TASK DIRECTIONS
Go through the listing and copy each line with the string "della".

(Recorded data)
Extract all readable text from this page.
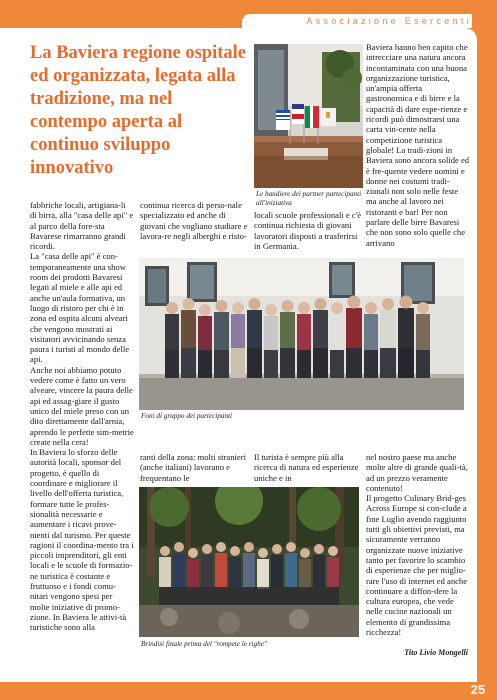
Associazione Esercenti
25
La Baviera regione ospitale ed organizzata, legata alla tradizione, ma nel contempo aperta al continuo sviluppo innovativo
Le bandiere dei partner partecipanti all'iniziativa

fabbriche locali, artigiana-li di birra, alla "casa delle api" e al parco della fore-sta Bavarese rimarranno grandi ricordi.

La "casa delle api" è con-temporaneamente una show room dei prodotti Bavaresi legati al miele e alle api ed anche un'aula formativa, un luogo di ristoro per chi è in zona ed ospita alcuni alveari che vengono mostrati ai visitatori avvicinando senza paura i turisti al mondo delle api.

Anche noi abbiamo potuto vedere come è fatto un vero alveare, vincere la paura delle api ed assag-giare il gusto unico del miele preso con un dito direttamente dall'arnia, aprendo le perfette sim-metrie create nella cera!

In Baviera lo sforzo delle autorità locali, sponsor del progetto, è quello di coordinare e migliorare il livello dell'offerta turistica, formare tutte le profes-sionalità necessarie e aumentare i ricavi prove-nienti dal turismo. Per queste ragioni il coordina-mento tra i piccoli imprenditori, gli enti locali e le scuole di formazio-ne turistica è costante e fruttuoso e i fondi comu-nitari vengono spesi per molte iniziative di promo-zione. In Baviera le attivi-tà turistiche sono alla

continua ricerca di perso-nale specializzato ed anche di giovani che vogliano studiare e lavora-re negli alberghi e risto-

locali scuole professionali e c'è continua richiesta di giovani lavoratori disposti a trasferirsi in Germania.

Baviera hanno ben capito che intrecciare una natura ancora incontaminata con una buona organizzazione turistica, un'ampia offerta gastronomica e di birre e la capacità di dare espe-rienze e ricordi può dimostrarsi una carta vin-cente nella competizione turistica globale! La tradi-zioni in Baviera sono ancora solide ed è fre-quente vedere uomini e donne nei costumi tradi-zionali non solo nelle feste ma anche al lavoro nei ristoranti e bar! Per non parlare delle birre Bavaresi che non sono solo quelle che arrivano

Foto di gruppo dei partecipanti

ranti della zona: molti stranieri (anche italiani) lavorano e frequentano le

Il turista è sempre più alla ricerca di natura ed esperienze uniche e in

nel nostro paese ma anche molte altre di grande quali-tà, ad un prezzo veramente contenuto!

Il progetto Culinary Brid-ges Across Europe si con-clude a fine Luglio avendo raggiunto tutti gli obiettivi previsti, ma sicuramente verranno organizzate nuove iniziative tanto per favorire lo scambio di esperienze che per miglio-rare l'uso di internet ed anche continuare a diffon-dere la cultura europea, che vede nelle cucine nazionali un elemento di grandissima ricchezza!

Brindisi finale prima del "rompete le righe"
Tito Livio Mongelli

WRITTEN SOLUTION
fabbriche locali, artigiana-li di birra, alla "casa delle api" e al parco della fore-sta Bavarese rimarranno grandi ricordi.
ranti della zona: molti stranieri (anche italiani) lavorano e frequentano le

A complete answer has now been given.